Pictures must be kept out of the copy. Every entry is to be duplicated exactly.
Segment Start: SUPPLIED INFORMATION
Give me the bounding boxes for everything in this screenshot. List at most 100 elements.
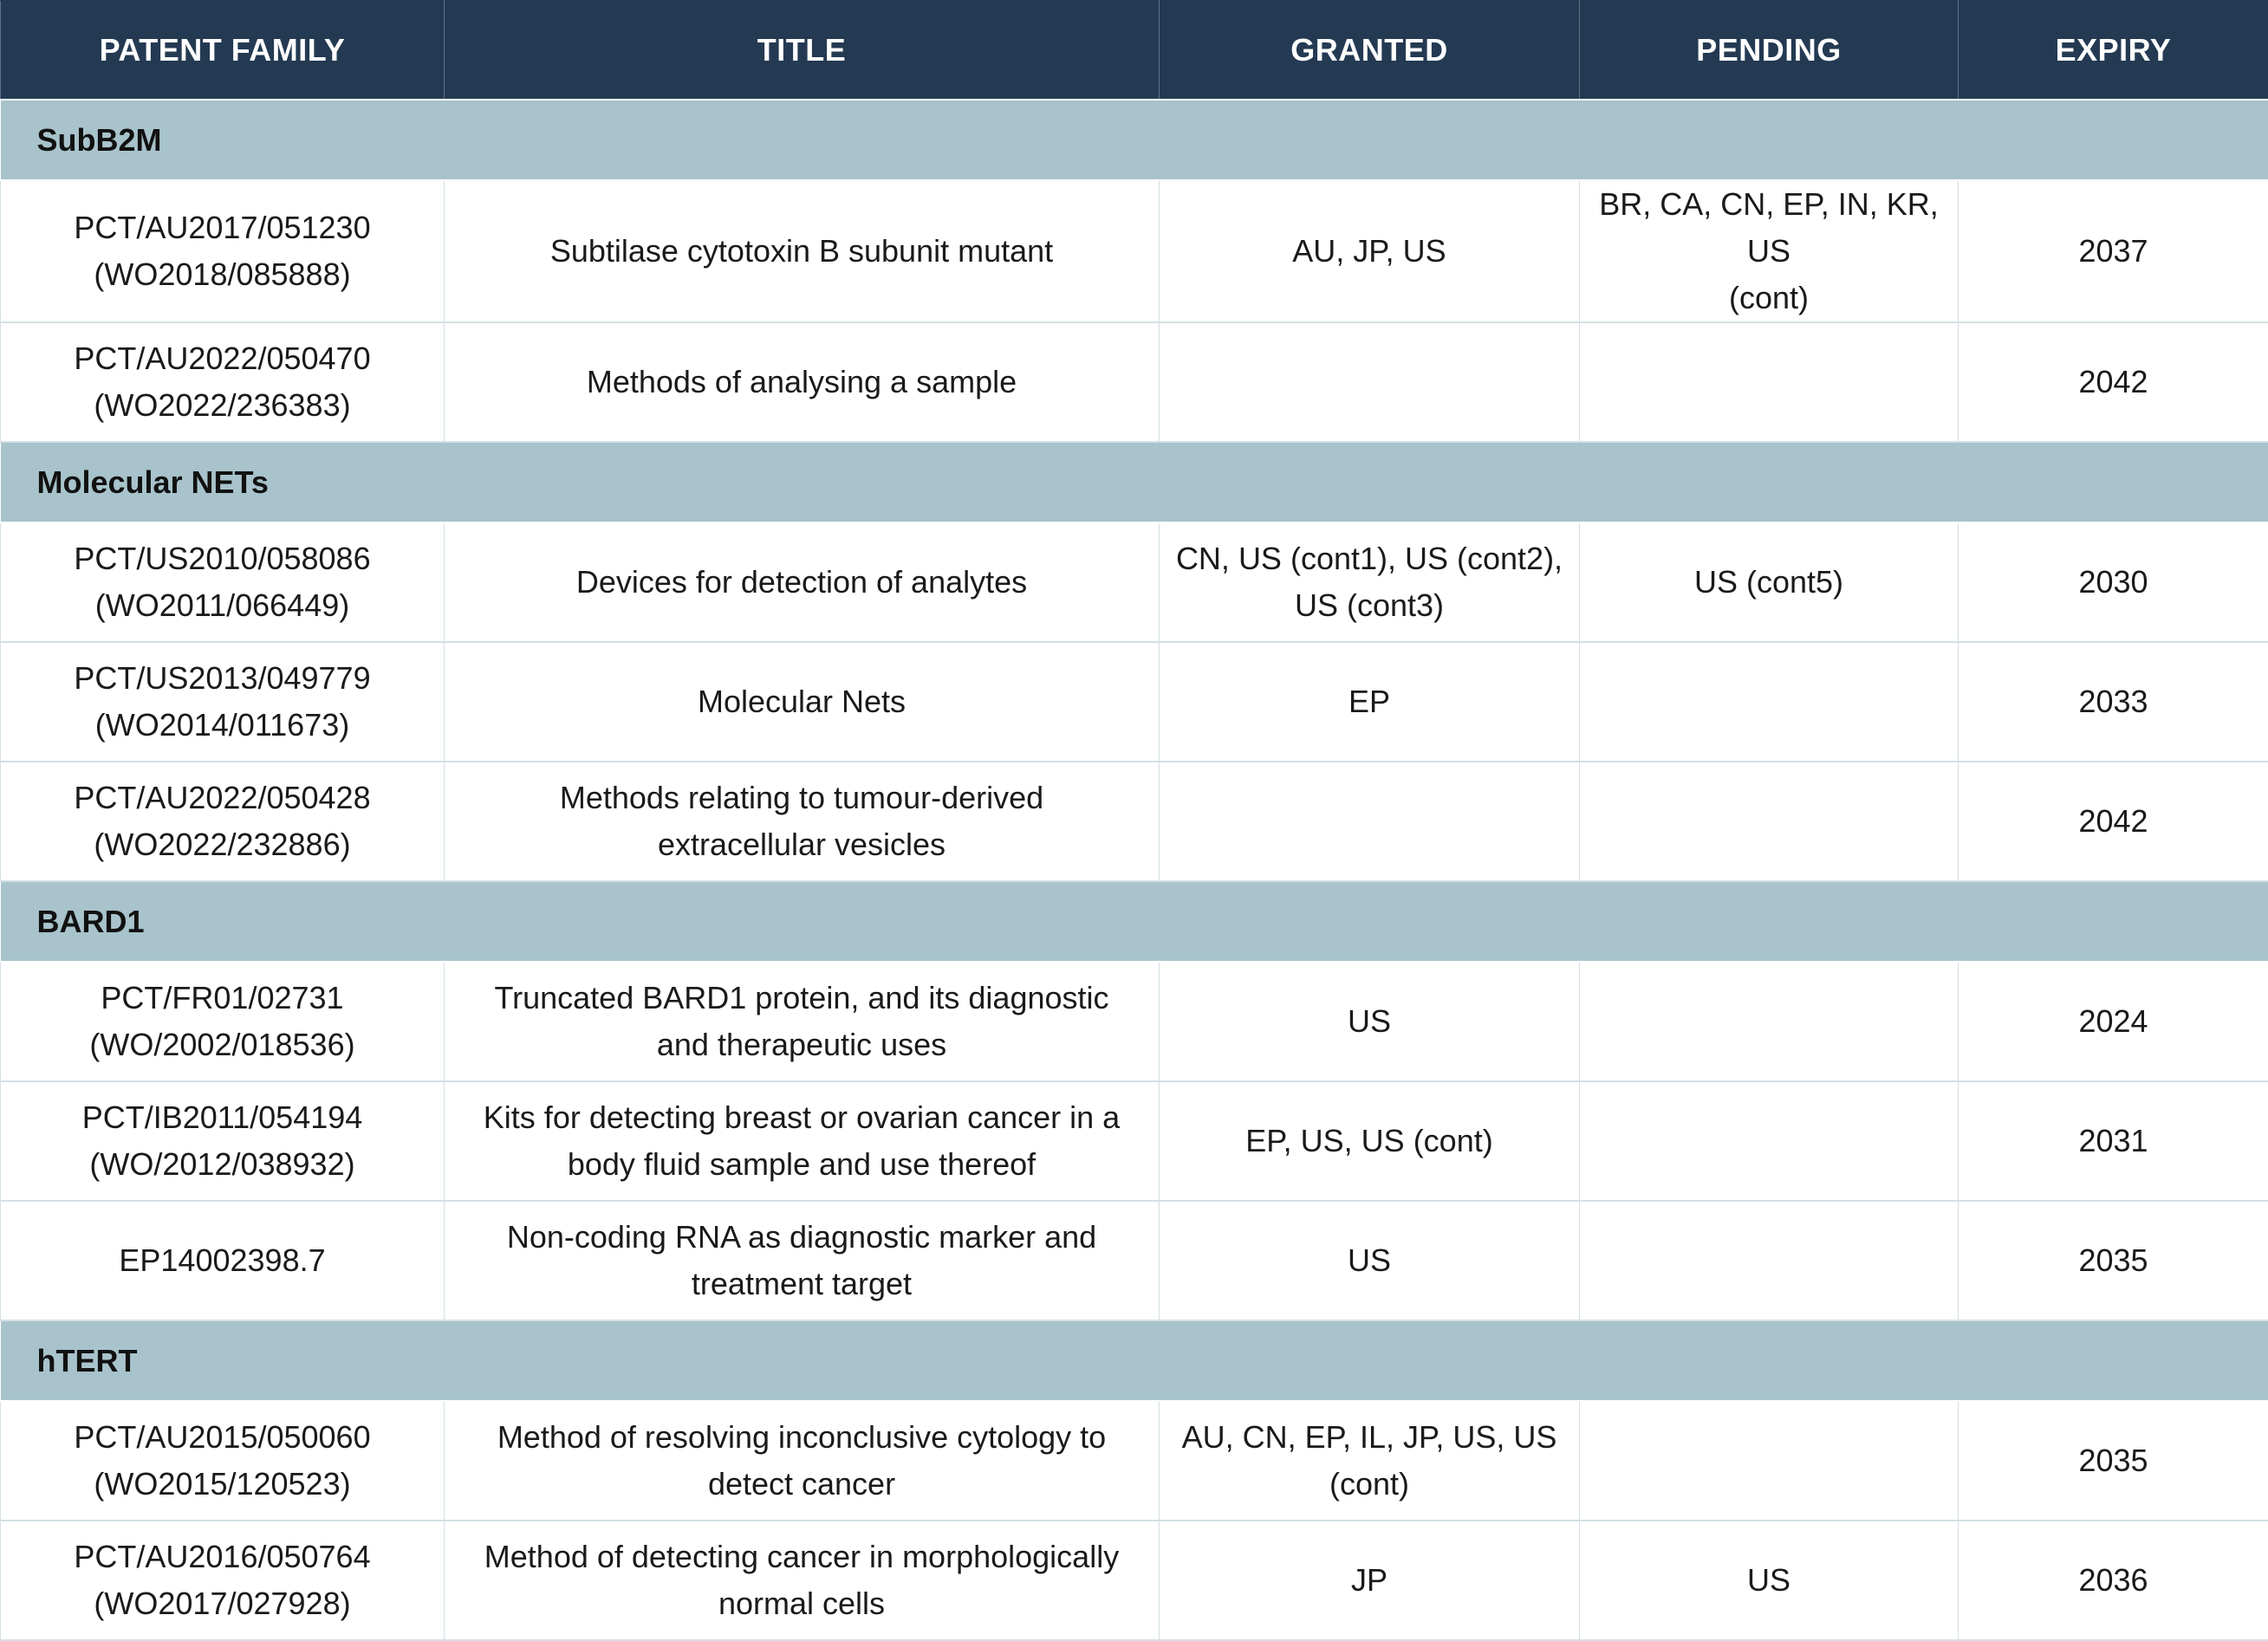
expiry-cell-text: 2036 — [2078, 1562, 2148, 1598]
title-cell-text: Subtilase cytotoxin B subunit mutant — [550, 233, 1053, 269]
pending-cell-text: US — [1747, 1562, 1790, 1598]
patent-table: PATENT FAMILY TITLE GRANTED PENDING EXPI… — [0, 0, 2268, 1641]
title-cell: Methods of analysing a sample — [445, 322, 1160, 442]
title-cell-text: Devices for detection of analytes — [576, 564, 1027, 600]
patent-family-cell-text: PCT/US2010/058086 (WO2011/066449) — [74, 541, 370, 623]
header-row: PATENT FAMILY TITLE GRANTED PENDING EXPI… — [1, 1, 2268, 101]
granted-cell-text: EP, US, US (cont) — [1245, 1123, 1492, 1158]
granted-cell: AU, JP, US — [1160, 180, 1580, 322]
title-cell-text: Method of resolving inconclusive cytolog… — [497, 1419, 1106, 1502]
title-cell: Non-coding RNA as diagnostic marker and … — [445, 1201, 1160, 1320]
group-heading: hTERT — [1, 1320, 2268, 1401]
title-cell: Devices for detection of analytes — [445, 522, 1160, 642]
table-row: PCT/IB2011/054194 (WO/2012/038932) Kits f… — [1, 1081, 2268, 1201]
title-cell-text: Molecular Nets — [698, 684, 906, 719]
granted-cell: US — [1160, 962, 1580, 1081]
expiry-cell-text: 2042 — [2078, 364, 2148, 399]
granted-cell — [1160, 762, 1580, 881]
table-row: PCT/US2013/049779 (WO2014/011673) Molecul… — [1, 642, 2268, 762]
pending-cell — [1580, 1201, 1959, 1320]
group-row: Molecular NETs — [1, 442, 2268, 522]
group-heading: Molecular NETs — [1, 442, 2268, 522]
table-row: PCT/AU2015/050060 (WO2015/120523) Method … — [1, 1401, 2268, 1521]
granted-cell: EP, US, US (cont) — [1160, 1081, 1580, 1201]
granted-cell: JP — [1160, 1521, 1580, 1640]
expiry-cell: 2031 — [1959, 1081, 2268, 1201]
title-cell-text: Non-coding RNA as diagnostic marker and … — [507, 1219, 1096, 1301]
patent-family-cell: PCT/AU2015/050060 (WO2015/120523) — [1, 1401, 445, 1521]
table-row: PCT/US2010/058086 (WO2011/066449) Devices… — [1, 522, 2268, 642]
granted-cell: US — [1160, 1201, 1580, 1320]
table-header: PATENT FAMILY TITLE GRANTED PENDING EXPI… — [1, 1, 2268, 101]
granted-cell-text: US — [1348, 1242, 1391, 1278]
title-cell: Truncated BARD1 protein, and its diagnos… — [445, 962, 1160, 1081]
patent-family-cell-text: PCT/AU2016/050764 (WO2017/027928) — [74, 1539, 370, 1621]
title-cell-text: Methods relating to tumour-derived extra… — [560, 780, 1043, 862]
group-row: BARD1 — [1, 881, 2268, 962]
granted-cell-text: AU, JP, US — [1292, 233, 1446, 269]
title-cell-text: Kits for detecting breast or ovarian can… — [484, 1099, 1120, 1182]
header-title: TITLE — [445, 1, 1160, 101]
expiry-cell-text: 2024 — [2078, 1003, 2148, 1039]
granted-cell-text: EP — [1348, 684, 1390, 719]
pending-cell — [1580, 762, 1959, 881]
granted-cell — [1160, 322, 1580, 442]
header-pending: PENDING — [1580, 1, 1959, 101]
patent-family-cell: EP14002398.7 — [1, 1201, 445, 1320]
pending-cell — [1580, 642, 1959, 762]
patent-family-cell-text: PCT/US2013/049779 (WO2014/011673) — [74, 660, 370, 743]
expiry-cell-text: 2030 — [2078, 564, 2148, 600]
expiry-cell-text: 2037 — [2078, 233, 2148, 269]
table-row: PCT/AU2017/051230 (WO2018/085888) Subtila… — [1, 180, 2268, 322]
pending-cell — [1580, 322, 1959, 442]
expiry-cell: 2037 — [1959, 180, 2268, 322]
granted-cell: CN, US (cont1), US (cont2), US (cont3) — [1160, 522, 1580, 642]
header-granted: GRANTED — [1160, 1, 1580, 101]
expiry-cell-text: 2042 — [2078, 803, 2148, 839]
patent-family-cell-text: EP14002398.7 — [119, 1242, 325, 1278]
patent-family-cell: PCT/FR01/02731 (WO/2002/018536) — [1, 962, 445, 1081]
expiry-cell-text: 2031 — [2078, 1123, 2148, 1158]
expiry-cell: 2042 — [1959, 322, 2268, 442]
expiry-cell-text: 2035 — [2078, 1443, 2148, 1478]
pending-cell: US — [1580, 1521, 1959, 1640]
table-row: PCT/AU2022/050428 (WO2022/232886) Methods… — [1, 762, 2268, 881]
pending-cell — [1580, 962, 1959, 1081]
patent-family-cell: PCT/AU2022/050470 (WO2022/236383) — [1, 322, 445, 442]
patent-family-cell-text: PCT/AU2017/051230 (WO2018/085888) — [74, 210, 370, 292]
patent-family-cell-text: PCT/AU2022/050470 (WO2022/236383) — [74, 341, 370, 423]
title-cell: Subtilase cytotoxin B subunit mutant — [445, 180, 1160, 322]
pending-cell: US (cont5) — [1580, 522, 1959, 642]
title-cell: Methods relating to tumour-derived extra… — [445, 762, 1160, 881]
granted-cell-text: US — [1348, 1003, 1391, 1039]
patent-family-cell: PCT/IB2011/054194 (WO/2012/038932) — [1, 1081, 445, 1201]
pending-cell-text: BR, CA, CN, EP, IN, KR, US (cont) — [1599, 186, 1938, 315]
pending-cell — [1580, 1081, 1959, 1201]
table-row: PCT/FR01/02731 (WO/2002/018536) Truncated… — [1, 962, 2268, 1081]
patent-family-cell-text: PCT/IB2011/054194 (WO/2012/038932) — [82, 1099, 363, 1182]
table-body: SubB2M PCT/AU2017/051230 (WO2018/085888) S… — [1, 100, 2268, 1640]
patent-family-cell: PCT/AU2022/050428 (WO2022/232886) — [1, 762, 445, 881]
pending-cell-text: US (cont5) — [1694, 564, 1843, 600]
pending-cell: BR, CA, CN, EP, IN, KR, US (cont) — [1580, 180, 1959, 322]
header-expiry: EXPIRY — [1959, 1, 2268, 101]
group-row: hTERT — [1, 1320, 2268, 1401]
group-row: SubB2M — [1, 100, 2268, 180]
title-cell: Method of resolving inconclusive cytolog… — [445, 1401, 1160, 1521]
title-cell-text: Methods of analysing a sample — [587, 364, 1017, 399]
title-cell-text: Method of detecting cancer in morphologi… — [484, 1539, 1119, 1621]
expiry-cell: 2035 — [1959, 1401, 2268, 1521]
granted-cell: AU, CN, EP, IL, JP, US, US (cont) — [1160, 1401, 1580, 1521]
header-patent-family: PATENT FAMILY — [1, 1, 445, 101]
patent-family-cell-text: PCT/AU2022/050428 (WO2022/232886) — [74, 780, 370, 862]
expiry-cell-text: 2033 — [2078, 684, 2148, 719]
patent-family-cell-text: PCT/FR01/02731 (WO/2002/018536) — [89, 980, 354, 1062]
expiry-cell: 2036 — [1959, 1521, 2268, 1640]
title-cell: Molecular Nets — [445, 642, 1160, 762]
granted-cell: EP — [1160, 642, 1580, 762]
patent-family-cell: PCT/US2010/058086 (WO2011/066449) — [1, 522, 445, 642]
table-row: PCT/AU2016/050764 (WO2017/027928) Method … — [1, 1521, 2268, 1640]
table-row: PCT/AU2022/050470 (WO2022/236383) Methods… — [1, 322, 2268, 442]
granted-cell-text: CN, US (cont1), US (cont2), US (cont3) — [1176, 541, 1563, 623]
expiry-cell: 2033 — [1959, 642, 2268, 762]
Segment End: SUPPLIED INFORMATION
--- EXERCISE RESULT ---
Give me the bounding boxes for everything in this screenshot. List at most 100 elements.
expiry-cell-text: 2036 — [2078, 1562, 2148, 1598]
title-cell-text: Subtilase cytotoxin B subunit mutant — [550, 233, 1053, 269]
pending-cell-text: US — [1747, 1562, 1790, 1598]
patent-table: PATENT FAMILY TITLE GRANTED PENDING EXPI… — [0, 0, 2268, 1641]
title-cell: Methods of analysing a sample — [445, 322, 1160, 442]
title-cell-text: Devices for detection of analytes — [576, 564, 1027, 600]
patent-family-cell-text: PCT/US2010/058086 (WO2011/066449) — [74, 541, 370, 623]
header-row: PATENT FAMILY TITLE GRANTED PENDING EXPI… — [1, 1, 2268, 101]
granted-cell-text: EP, US, US (cont) — [1245, 1123, 1492, 1158]
granted-cell: AU, JP, US — [1160, 180, 1580, 322]
title-cell-text: Method of resolving inconclusive cytolog… — [497, 1419, 1106, 1502]
title-cell: Non-coding RNA as diagnostic marker and … — [445, 1201, 1160, 1320]
group-heading: hTERT — [1, 1320, 2268, 1401]
title-cell: Devices for detection of analytes — [445, 522, 1160, 642]
table-row: PCT/IB2011/054194 (WO/2012/038932) Kits f… — [1, 1081, 2268, 1201]
title-cell-text: Molecular Nets — [698, 684, 906, 719]
granted-cell: US — [1160, 962, 1580, 1081]
expiry-cell-text: 2042 — [2078, 364, 2148, 399]
granted-cell — [1160, 762, 1580, 881]
table-row: PCT/US2013/049779 (WO2014/011673) Molecul… — [1, 642, 2268, 762]
pending-cell — [1580, 1201, 1959, 1320]
group-row: Molecular NETs — [1, 442, 2268, 522]
group-heading: Molecular NETs — [1, 442, 2268, 522]
table-row: PCT/AU2015/050060 (WO2015/120523) Method … — [1, 1401, 2268, 1521]
granted-cell: EP, US, US (cont) — [1160, 1081, 1580, 1201]
granted-cell: JP — [1160, 1521, 1580, 1640]
expiry-cell: 2031 — [1959, 1081, 2268, 1201]
title-cell-text: Non-coding RNA as diagnostic marker and … — [507, 1219, 1096, 1301]
patent-family-cell: PCT/AU2015/050060 (WO2015/120523) — [1, 1401, 445, 1521]
table-row: PCT/US2010/058086 (WO2011/066449) Devices… — [1, 522, 2268, 642]
granted-cell: US — [1160, 1201, 1580, 1320]
table-header: PATENT FAMILY TITLE GRANTED PENDING EXPI… — [1, 1, 2268, 101]
granted-cell-text: US — [1348, 1242, 1391, 1278]
title-cell: Truncated BARD1 protein, and its diagnos… — [445, 962, 1160, 1081]
patent-family-cell-text: PCT/AU2016/050764 (WO2017/027928) — [74, 1539, 370, 1621]
title-cell-text: Methods relating to tumour-derived extra… — [560, 780, 1043, 862]
group-row: BARD1 — [1, 881, 2268, 962]
granted-cell-text: AU, JP, US — [1292, 233, 1446, 269]
title-cell-text: Kits for detecting breast or ovarian can… — [484, 1099, 1120, 1182]
header-title: TITLE — [445, 1, 1160, 101]
expiry-cell-text: 2024 — [2078, 1003, 2148, 1039]
granted-cell-text: EP — [1348, 684, 1390, 719]
pending-cell — [1580, 762, 1959, 881]
granted-cell — [1160, 322, 1580, 442]
header-pending: PENDING — [1580, 1, 1959, 101]
patent-family-cell: EP14002398.7 — [1, 1201, 445, 1320]
pending-cell — [1580, 642, 1959, 762]
patent-family-cell-text: PCT/US2013/049779 (WO2014/011673) — [74, 660, 370, 743]
expiry-cell-text: 2030 — [2078, 564, 2148, 600]
expiry-cell-text: 2037 — [2078, 233, 2148, 269]
table-row: PCT/AU2017/051230 (WO2018/085888) Subtila… — [1, 180, 2268, 322]
pending-cell — [1580, 322, 1959, 442]
expiry-cell: 2037 — [1959, 180, 2268, 322]
granted-cell: CN, US (cont1), US (cont2), US (cont3) — [1160, 522, 1580, 642]
header-granted: GRANTED — [1160, 1, 1580, 101]
expiry-cell-text: 2042 — [2078, 803, 2148, 839]
patent-family-cell-text: EP14002398.7 — [119, 1242, 325, 1278]
patent-family-cell: PCT/FR01/02731 (WO/2002/018536) — [1, 962, 445, 1081]
expiry-cell-text: 2031 — [2078, 1123, 2148, 1158]
expiry-cell: 2042 — [1959, 322, 2268, 442]
expiry-cell-text: 2035 — [2078, 1443, 2148, 1478]
pending-cell: US — [1580, 1521, 1959, 1640]
table-row: PCT/AU2022/050428 (WO2022/232886) Methods… — [1, 762, 2268, 881]
pending-cell — [1580, 962, 1959, 1081]
patent-family-cell: PCT/AU2022/050470 (WO2022/236383) — [1, 322, 445, 442]
patent-family-cell-text: PCT/AU2017/051230 (WO2018/085888) — [74, 210, 370, 292]
patent-family-cell-text: PCT/AU2022/050470 (WO2022/236383) — [74, 341, 370, 423]
title-cell: Subtilase cytotoxin B subunit mutant — [445, 180, 1160, 322]
pending-cell: US (cont5) — [1580, 522, 1959, 642]
title-cell: Methods relating to tumour-derived extra… — [445, 762, 1160, 881]
granted-cell-text: US — [1348, 1003, 1391, 1039]
patent-family-cell: PCT/IB2011/054194 (WO/2012/038932) — [1, 1081, 445, 1201]
pending-cell-text: BR, CA, CN, EP, IN, KR, US (cont) — [1599, 186, 1938, 315]
pending-cell — [1580, 1081, 1959, 1201]
table-row: PCT/FR01/02731 (WO/2002/018536) Truncated… — [1, 962, 2268, 1081]
patent-family-cell-text: PCT/IB2011/054194 (WO/2012/038932) — [82, 1099, 363, 1182]
table-body: SubB2M PCT/AU2017/051230 (WO2018/085888) S… — [1, 100, 2268, 1640]
patent-family-cell: PCT/AU2022/050428 (WO2022/232886) — [1, 762, 445, 881]
pending-cell-text: US (cont5) — [1694, 564, 1843, 600]
pending-cell: BR, CA, CN, EP, IN, KR, US (cont) — [1580, 180, 1959, 322]
header-expiry: EXPIRY — [1959, 1, 2268, 101]
group-row: hTERT — [1, 1320, 2268, 1401]
group-row: SubB2M — [1, 100, 2268, 180]
title-cell: Method of resolving inconclusive cytolog… — [445, 1401, 1160, 1521]
title-cell-text: Methods of analysing a sample — [587, 364, 1017, 399]
title-cell-text: Method of detecting cancer in morphologi… — [484, 1539, 1119, 1621]
expiry-cell: 2035 — [1959, 1401, 2268, 1521]
granted-cell: AU, CN, EP, IL, JP, US, US (cont) — [1160, 1401, 1580, 1521]
header-patent-family: PATENT FAMILY — [1, 1, 445, 101]
patent-family-cell-text: PCT/AU2022/050428 (WO2022/232886) — [74, 780, 370, 862]
expiry-cell-text: 2033 — [2078, 684, 2148, 719]
patent-family-cell-text: PCT/FR01/02731 (WO/2002/018536) — [89, 980, 354, 1062]
expiry-cell: 2036 — [1959, 1521, 2268, 1640]
title-cell: Molecular Nets — [445, 642, 1160, 762]
granted-cell: EP — [1160, 642, 1580, 762]
patent-family-cell: PCT/US2010/058086 (WO2011/066449) — [1, 522, 445, 642]
table-row: PCT/AU2016/050764 (WO2017/027928) Method … — [1, 1521, 2268, 1640]
table-row: PCT/AU2022/050470 (WO2022/236383) Methods… — [1, 322, 2268, 442]
granted-cell-text: CN, US (cont1), US (cont2), US (cont3) — [1176, 541, 1563, 623]
expiry-cell: 2033 — [1959, 642, 2268, 762]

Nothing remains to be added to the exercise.